Extracted text >>
_ _ _ _

- Leader: Franco Cuccureddu
- Founded: 7 July 2023
- Ideology: Regionalism
- Political position: Centre
- National affiliation: South calls North
- Regional affiliation: Centre-left coalition
- Regional Council of Sardinia: 3 / 60

Website
- https://www.orizzontecomune.com/

= Shared Horizon =

Shared Horizon (Orizzonte Comune, abbr. OC) is a regionalist political party active in Sardinia, led by Franco Cuccureddu.

Countrywide, OC is aligned with South calls North, led by Cateno De Luca.

Cuccureddu, who had previously been a leading member and deputy secretary of the Movement for the Autonomies, a regional councillor in 2009–2014 and the leader of Civic Sardinia (which had taken part to the 2019 regional election within the centre-right coalition, obtaining 1.6% of the vote and one seat), launched the new party and announced that it would be part of the centre-left coalition.

_ _ _ _

Supplied records >>
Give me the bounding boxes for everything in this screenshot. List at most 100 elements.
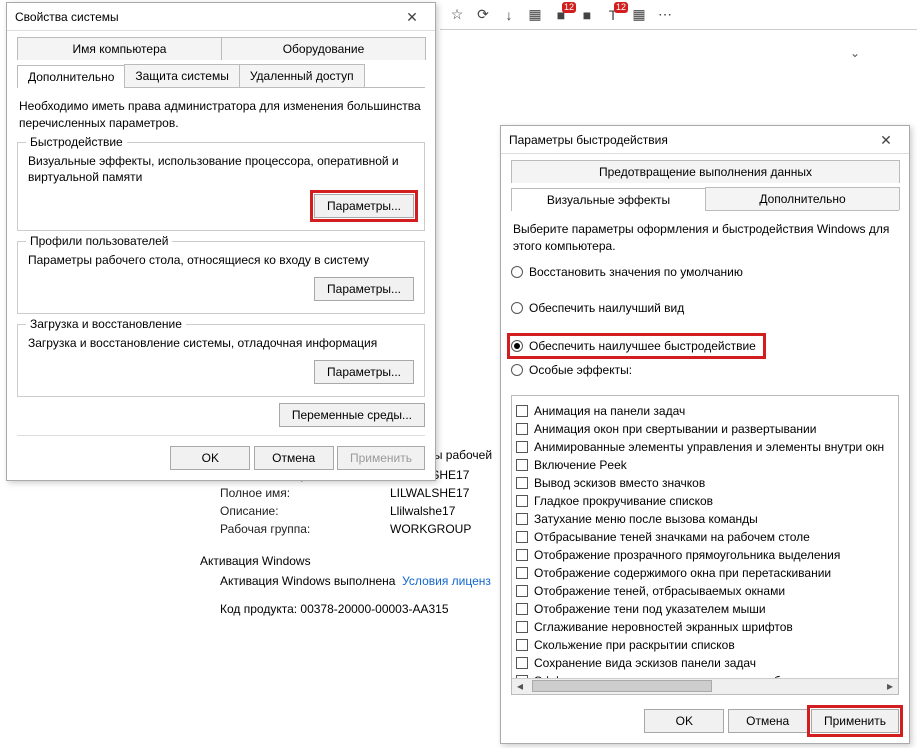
scroll-left-icon[interactable]: ◂ (512, 679, 528, 693)
profiles-settings-button[interactable]: Параметры... (314, 277, 414, 301)
checkbox-icon (516, 549, 528, 561)
effect-checkbox[interactable]: Отбрасывание теней значками на рабочем с… (516, 530, 896, 544)
dialog-title: Свойства системы (15, 3, 119, 31)
checkbox-icon (516, 657, 528, 669)
radio-label: Обеспечить наилучший вид (529, 301, 684, 315)
effect-checkbox[interactable]: Анимированные элементы управления и элем… (516, 440, 896, 454)
tab-advanced[interactable]: Дополнительно (705, 187, 900, 210)
effect-label: Затухание меню после вызова команды (534, 512, 758, 526)
effect-checkbox[interactable]: Включение Peek (516, 458, 896, 472)
checkbox-icon (516, 477, 528, 489)
effect-label: Гладкое прокручивание списков (534, 494, 713, 508)
radio-label: Обеспечить наилучшее быстродействие (529, 339, 756, 353)
effect-label: Отображение прозрачного прямоугольника в… (534, 548, 840, 562)
checkbox-icon (516, 441, 528, 453)
checkbox-icon (516, 513, 528, 525)
cancel-button[interactable]: Отмена (254, 446, 334, 470)
tab-remote[interactable]: Удаленный доступ (239, 64, 365, 87)
effect-checkbox[interactable]: Сглаживание неровностей экранных шрифтов (516, 620, 896, 634)
toolbar-icon[interactable]: ⋯ (656, 6, 674, 24)
radio-icon (511, 302, 523, 314)
effect-checkbox[interactable]: Отображение прозрачного прямоугольника в… (516, 548, 896, 562)
performance-settings-button[interactable]: Параметры... (314, 194, 414, 218)
effect-checkbox[interactable]: Отображение теней, отбрасываемых окнами (516, 584, 896, 598)
tab-dep[interactable]: Предотвращение выполнения данных (511, 160, 900, 183)
effect-label: Скольжение при раскрытии списков (534, 638, 735, 652)
checkbox-icon (516, 639, 528, 651)
kv-key: Рабочая группа: (220, 522, 390, 536)
scroll-thumb[interactable] (532, 680, 712, 692)
radio-option[interactable]: Обеспечить наилучшее быстродействие (511, 337, 762, 355)
effects-list: Анимация на панели задач Анимация окон пр… (511, 395, 899, 695)
radio-icon (511, 340, 523, 352)
effect-checkbox[interactable]: Гладкое прокручивание списков (516, 494, 896, 508)
checkbox-icon (516, 405, 528, 417)
startup-title: Загрузка и восстановление (26, 317, 186, 331)
license-link[interactable]: Условия лиценз (402, 574, 491, 588)
scroll-right-icon[interactable]: ▸ (882, 679, 898, 693)
effect-label: Сохранение вида эскизов панели задач (534, 656, 756, 670)
toolbar-icon[interactable]: ■12 (552, 6, 570, 24)
horizontal-scrollbar[interactable]: ◂ ▸ (512, 678, 898, 694)
effect-checkbox[interactable]: Отображение содержимого окна при перетас… (516, 566, 896, 580)
effect-checkbox[interactable]: Затухание меню после вызова команды (516, 512, 896, 526)
checkbox-icon (516, 567, 528, 579)
chevron-down-icon[interactable]: ⌄ (850, 46, 900, 60)
radio-icon (511, 266, 523, 278)
kv-value: WORKGROUP (390, 522, 471, 536)
ok-button[interactable]: OK (644, 709, 724, 733)
close-icon[interactable]: ✕ (871, 126, 901, 154)
tab-protection[interactable]: Защита системы (124, 64, 239, 87)
ok-button[interactable]: OK (170, 446, 250, 470)
system-properties-dialog: Свойства системы ✕ Имя компьютера Оборуд… (6, 2, 436, 481)
toolbar-icon[interactable]: T12 (604, 6, 622, 24)
effect-checkbox[interactable]: Анимация на панели задач (516, 404, 896, 418)
radio-option[interactable]: Обеспечить наилучший вид (511, 301, 899, 315)
badge: 12 (614, 2, 628, 13)
effect-checkbox[interactable]: Вывод эскизов вместо значков (516, 476, 896, 490)
radio-label: Восстановить значения по умолчанию (529, 265, 743, 279)
tab-row-1: Имя компьютера Оборудование (17, 37, 425, 60)
checkbox-icon (516, 621, 528, 633)
browser-toolbar: ☆ ⟳ ↓ ▦ ■12 ■ T12 ▦ ⋯ (440, 0, 917, 30)
effect-label: Отбрасывание теней значками на рабочем с… (534, 530, 810, 544)
effect-label: Анимация на панели задач (534, 404, 685, 418)
checkbox-icon (516, 531, 528, 543)
apply-button[interactable]: Применить (811, 709, 899, 733)
effect-label: Отображение содержимого окна при перетас… (534, 566, 831, 580)
toolbar-icon[interactable]: ↓ (500, 6, 518, 24)
tab-advanced[interactable]: Дополнительно (17, 65, 125, 88)
effect-checkbox[interactable]: Скольжение при раскрытии списков (516, 638, 896, 652)
performance-text: Визуальные эффекты, использование процес… (28, 153, 414, 187)
effect-checkbox[interactable]: Сохранение вида эскизов панели задач (516, 656, 896, 670)
effect-checkbox[interactable]: Анимация окон при свертывании и разверты… (516, 422, 896, 436)
effect-label: Анимация окон при свертывании и разверты… (534, 422, 816, 436)
radio-option[interactable]: Особые эффекты: (511, 363, 899, 377)
toolbar-icon[interactable]: ⟳ (474, 6, 492, 24)
toolbar-icon[interactable]: ▦ (630, 6, 648, 24)
kv-value: LILWALSHE17 (390, 486, 469, 500)
tab-hardware[interactable]: Оборудование (221, 37, 426, 60)
radio-label: Особые эффекты: (529, 363, 632, 377)
badge: 12 (562, 2, 576, 13)
toolbar-icon[interactable]: ☆ (448, 6, 466, 24)
effect-label: Сглаживание неровностей экранных шрифтов (534, 620, 793, 634)
env-vars-button[interactable]: Переменные среды... (279, 403, 425, 427)
radio-option[interactable]: Восстановить значения по умолчанию (511, 265, 899, 279)
effect-label: Вывод эскизов вместо значков (534, 476, 705, 490)
effect-label: Отображение тени под указателем мыши (534, 602, 766, 616)
apply-button[interactable]: Применить (337, 446, 425, 470)
tab-visual-effects[interactable]: Визуальные эффекты (511, 188, 706, 211)
tab-computer-name[interactable]: Имя компьютера (17, 37, 222, 60)
cancel-button[interactable]: Отмена (728, 709, 808, 733)
effect-label: Включение Peek (534, 458, 627, 472)
close-icon[interactable]: ✕ (397, 3, 427, 31)
profiles-text: Параметры рабочего стола, относящиеся ко… (28, 252, 414, 269)
effect-label: Анимированные элементы управления и элем… (534, 440, 884, 454)
startup-settings-button[interactable]: Параметры... (314, 360, 414, 384)
startup-text: Загрузка и восстановление системы, отлад… (28, 335, 414, 352)
effect-checkbox[interactable]: Отображение тени под указателем мыши (516, 602, 896, 616)
toolbar-icon[interactable]: ■ (578, 6, 596, 24)
toolbar-icon[interactable]: ▦ (526, 6, 544, 24)
effect-label: Отображение теней, отбрасываемых окнами (534, 584, 785, 598)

_ _ _ _

Job 1 >>
Decide whether each statement agrees with the text on Shared Horizon, and quote the words that settle it: (a) the party was founded on 7 July 2023; (b) Civic Sardinia ran in the 2019 regional election as part of the centre-left coalition; (c) the party holds 3 of the 60 seats on the Regional Council of Sardinia.
Job 2 >>
According to the text on Shared Horizon, who leads South calls North?

Exercise answer 1 >>
(a) Yes: "Founded: 7 July 2023"
(b) No: "which had taken part to the 2019 regional election within the centre-right coalition"
(c) Yes: "Regional Council of Sardinia: 3 / 60"

Exercise answer 2 >>
Cateno De Luca